In case you can't tell which foods at your local Walmart are healthful, the world's largest retailer will make it obvious right on the package with a "Great For You" label.
The Bentonville, Ark.-based chain will slap the green icon on the front of whatever in-house brand items it deems nourishing. Starting this spring, those items will include Walmart's Great Value tomato puree, pure canola oil, whole-wheat bread and other foods that meet a certain nutrition standard.
The label can also be used by other major food brands. The company said it worked with customers, suppliers, health groups and more to develop the Great For You guidelines.
"This is not meant to lecture our customers," said Leslie Dach, executive vice president for corporate affairs for Wal-Mart Stores Inc. "They can buy a dessert when they want to. But when they want to buy a cracker, we can help steer them to a healthier cracker if that's what they're looking for."
Wal-Mart Stores, which has already lowered the prices on fresh fruits and vegetables, is not the first company to try to promote healthful foods. But as the country's largest grocery store chain - and one that caters in particular to budget-conscious consumers - it plays an influential role in the health of U.S. families.
Even first lady Michelle Obama, with whom Wal-Mart has worked in the past on dietary initiatives, lauded the effort, saying that "giving parents the information they need to make healthy choices is a key piece of solving childhood obesity."
Starting last year, Wal-Mart said it would try to improve the healthfulness of the food on its shelves while also making selections such as fat-free salad dressing and low-sodium lunch meat more affordable. Among the announced goals: cutting back sodium in packaged foods, eliminating industrially produced fats and more.

··········

YOUR ASSIGNMENT:
Write the next part of the article on Walmart's "Great For You" label, picking up after its final sentence.

[Data excerpts]
··········

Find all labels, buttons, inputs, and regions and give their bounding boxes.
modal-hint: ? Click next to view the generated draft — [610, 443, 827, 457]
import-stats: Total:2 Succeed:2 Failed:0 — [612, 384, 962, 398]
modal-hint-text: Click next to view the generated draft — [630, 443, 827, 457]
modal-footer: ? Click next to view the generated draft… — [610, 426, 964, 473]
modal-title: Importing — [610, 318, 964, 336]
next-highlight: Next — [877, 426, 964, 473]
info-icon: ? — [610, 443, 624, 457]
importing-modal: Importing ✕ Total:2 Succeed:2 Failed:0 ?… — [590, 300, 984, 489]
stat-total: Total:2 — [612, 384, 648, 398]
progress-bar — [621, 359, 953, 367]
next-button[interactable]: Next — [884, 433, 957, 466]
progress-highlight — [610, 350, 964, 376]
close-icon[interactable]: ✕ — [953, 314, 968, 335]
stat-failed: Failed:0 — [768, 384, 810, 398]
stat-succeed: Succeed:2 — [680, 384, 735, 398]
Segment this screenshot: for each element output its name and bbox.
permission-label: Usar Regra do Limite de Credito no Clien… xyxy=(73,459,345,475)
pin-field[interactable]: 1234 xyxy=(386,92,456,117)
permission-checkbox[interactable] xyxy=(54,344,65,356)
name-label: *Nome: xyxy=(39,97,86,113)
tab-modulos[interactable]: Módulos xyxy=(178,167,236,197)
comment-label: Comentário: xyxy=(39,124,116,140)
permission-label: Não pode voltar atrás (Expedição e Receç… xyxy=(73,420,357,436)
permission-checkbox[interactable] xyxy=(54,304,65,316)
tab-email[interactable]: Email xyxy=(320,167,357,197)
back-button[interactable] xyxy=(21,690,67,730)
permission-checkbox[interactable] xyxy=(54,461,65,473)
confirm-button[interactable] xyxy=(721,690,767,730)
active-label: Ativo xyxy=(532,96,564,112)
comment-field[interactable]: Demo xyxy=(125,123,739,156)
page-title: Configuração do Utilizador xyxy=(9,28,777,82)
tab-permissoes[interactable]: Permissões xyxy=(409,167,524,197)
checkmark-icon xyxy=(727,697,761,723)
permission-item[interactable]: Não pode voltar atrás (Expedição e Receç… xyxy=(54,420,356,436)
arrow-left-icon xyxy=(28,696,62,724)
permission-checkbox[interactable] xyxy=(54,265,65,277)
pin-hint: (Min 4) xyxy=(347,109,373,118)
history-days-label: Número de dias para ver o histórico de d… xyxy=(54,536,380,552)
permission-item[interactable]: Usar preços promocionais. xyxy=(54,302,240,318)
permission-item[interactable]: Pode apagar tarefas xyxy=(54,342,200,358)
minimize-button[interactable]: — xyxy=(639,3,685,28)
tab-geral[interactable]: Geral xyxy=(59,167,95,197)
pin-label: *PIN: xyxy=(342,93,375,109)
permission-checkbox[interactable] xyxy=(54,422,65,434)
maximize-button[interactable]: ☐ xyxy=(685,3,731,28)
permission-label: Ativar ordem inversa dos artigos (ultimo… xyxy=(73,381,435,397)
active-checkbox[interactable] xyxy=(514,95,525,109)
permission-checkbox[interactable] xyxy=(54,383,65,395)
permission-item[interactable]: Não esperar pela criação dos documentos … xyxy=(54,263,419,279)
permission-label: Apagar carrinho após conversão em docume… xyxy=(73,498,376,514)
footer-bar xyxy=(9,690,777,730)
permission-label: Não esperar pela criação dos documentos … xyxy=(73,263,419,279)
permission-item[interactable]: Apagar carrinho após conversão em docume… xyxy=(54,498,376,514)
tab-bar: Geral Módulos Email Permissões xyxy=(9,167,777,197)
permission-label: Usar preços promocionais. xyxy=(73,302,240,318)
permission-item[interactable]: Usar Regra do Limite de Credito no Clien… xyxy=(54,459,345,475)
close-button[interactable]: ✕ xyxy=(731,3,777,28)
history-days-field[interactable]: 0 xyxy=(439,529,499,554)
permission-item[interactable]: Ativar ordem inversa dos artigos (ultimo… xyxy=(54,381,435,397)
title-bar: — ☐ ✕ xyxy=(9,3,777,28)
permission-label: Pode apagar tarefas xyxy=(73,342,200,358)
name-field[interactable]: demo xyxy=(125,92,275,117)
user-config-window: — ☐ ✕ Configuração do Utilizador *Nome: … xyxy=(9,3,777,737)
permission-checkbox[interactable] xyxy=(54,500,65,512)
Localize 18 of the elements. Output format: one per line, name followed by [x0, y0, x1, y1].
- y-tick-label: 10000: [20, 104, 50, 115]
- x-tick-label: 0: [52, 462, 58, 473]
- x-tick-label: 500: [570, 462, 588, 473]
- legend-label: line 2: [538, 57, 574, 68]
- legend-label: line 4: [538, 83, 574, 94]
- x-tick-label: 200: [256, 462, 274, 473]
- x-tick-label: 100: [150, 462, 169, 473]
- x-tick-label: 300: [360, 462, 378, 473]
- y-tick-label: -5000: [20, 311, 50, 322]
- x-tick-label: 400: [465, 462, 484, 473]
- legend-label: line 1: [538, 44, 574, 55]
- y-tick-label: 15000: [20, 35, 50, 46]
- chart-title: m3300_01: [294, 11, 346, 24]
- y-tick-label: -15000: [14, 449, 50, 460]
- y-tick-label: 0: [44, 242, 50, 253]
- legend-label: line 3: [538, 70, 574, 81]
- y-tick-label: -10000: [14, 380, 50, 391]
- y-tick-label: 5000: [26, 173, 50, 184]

··········

EXPECTED ANSWER:
Consumers are already faced with a plethora of labels in grocery aisles. Critics were especially concerned when food companies created a new, green Smart Choice logo in 2009 that anointed products such as Lucky Charms and Froot Loops as being healthful.
Experts on nutrition and health generally commended the standards Wal-Mart established for the Great for You label.
"The criteria are pretty strict, I'll give them credit for that," said Marion Nestle, professor of nutrition, food studies and public health at New York University. "The label will only go on to about one-fifth of their products."
In principle, however, Nestle is opposed to such labels because, she said, they are too often little more than "green 'buy me' schemes."
"Will this increase sales of so-called better for you Walmart brand products? Maybe," Nestle said.
"Will it make people healthier? That's going to be a much more difficult question to answer." The New York Times contributed.